- INSTRUCTION:
Would you write out the entries below, every one of them, exactly?

------------------------------------

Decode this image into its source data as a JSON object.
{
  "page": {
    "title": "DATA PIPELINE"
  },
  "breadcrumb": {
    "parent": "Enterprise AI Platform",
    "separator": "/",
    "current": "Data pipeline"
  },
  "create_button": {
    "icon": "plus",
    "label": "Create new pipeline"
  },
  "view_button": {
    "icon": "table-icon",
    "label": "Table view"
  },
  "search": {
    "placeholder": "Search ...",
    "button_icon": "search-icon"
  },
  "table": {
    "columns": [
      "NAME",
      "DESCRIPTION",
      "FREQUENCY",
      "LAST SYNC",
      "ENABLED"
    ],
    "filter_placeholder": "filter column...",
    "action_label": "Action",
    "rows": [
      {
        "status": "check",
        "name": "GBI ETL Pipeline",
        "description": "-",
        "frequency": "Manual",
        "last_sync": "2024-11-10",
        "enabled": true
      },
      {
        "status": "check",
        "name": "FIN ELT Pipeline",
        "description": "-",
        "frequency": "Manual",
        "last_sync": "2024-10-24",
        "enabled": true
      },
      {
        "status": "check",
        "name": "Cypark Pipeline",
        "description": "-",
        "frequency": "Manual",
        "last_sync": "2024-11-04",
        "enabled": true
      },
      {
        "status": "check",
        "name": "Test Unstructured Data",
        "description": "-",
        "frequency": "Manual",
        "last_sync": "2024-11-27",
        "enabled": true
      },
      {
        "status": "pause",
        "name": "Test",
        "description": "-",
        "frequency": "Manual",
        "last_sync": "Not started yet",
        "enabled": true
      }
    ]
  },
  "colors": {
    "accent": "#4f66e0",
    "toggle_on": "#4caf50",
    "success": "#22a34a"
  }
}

------------------------------------

- SOLUTION FOR THIS EXERCISE:
Decode this image into its source data as a JSON object.
{
  "page": {
    "title": "DATA PIPELINE"
  },
  "breadcrumb": {
    "parent": "Enterprise AI Platform",
    "separator": "/",
    "current": "Data pipeline"
  },
  "create_button": {
    "icon": "plus",
    "label": "Create new pipeline"
  },
  "view_button": {
    "icon": "table-icon",
    "label": "Table view"
  },
  "search": {
    "placeholder": "Search ...",
    "button_icon": "search-icon"
  },
  "table": {
    "columns": [
      "NAME",
      "DESCRIPTION",
      "FREQUENCY",
      "LAST SYNC",
      "ENABLED"
    ],
    "filter_placeholder": "filter column...",
    "action_label": "Action",
    "rows": [
      {
        "status": "check",
        "name": "GBI ETL Pipeline",
        "description": "-",
        "frequency": "Manual",
        "last_sync": "2024-11-10",
        "enabled": true
      },
      {
        "status": "check",
        "name": "FIN ELT Pipeline",
        "description": "-",
        "frequency": "Manual",
        "last_sync": "2024-10-24",
        "enabled": true
      },
      {
        "status": "check",
        "name": "Cypark Pipeline",
        "description": "-",
        "frequency": "Manual",
        "last_sync": "2024-11-04",
        "enabled": true
      },
      {
        "status": "check",
        "name": "Test Unstructured Data",
        "description": "-",
        "frequency": "Manual",
        "last_sync": "2024-11-27",
        "enabled": true
      },
      {
        "status": "pause",
        "name": "Test",
        "description": "-",
        "frequency": "Manual",
        "last_sync": "Not started yet",
        "enabled": true
      }
    ]
  },
  "colors": {
    "accent": "#4f66e0",
    "toggle_on": "#4caf50",
    "success": "#22a34a"
  }
}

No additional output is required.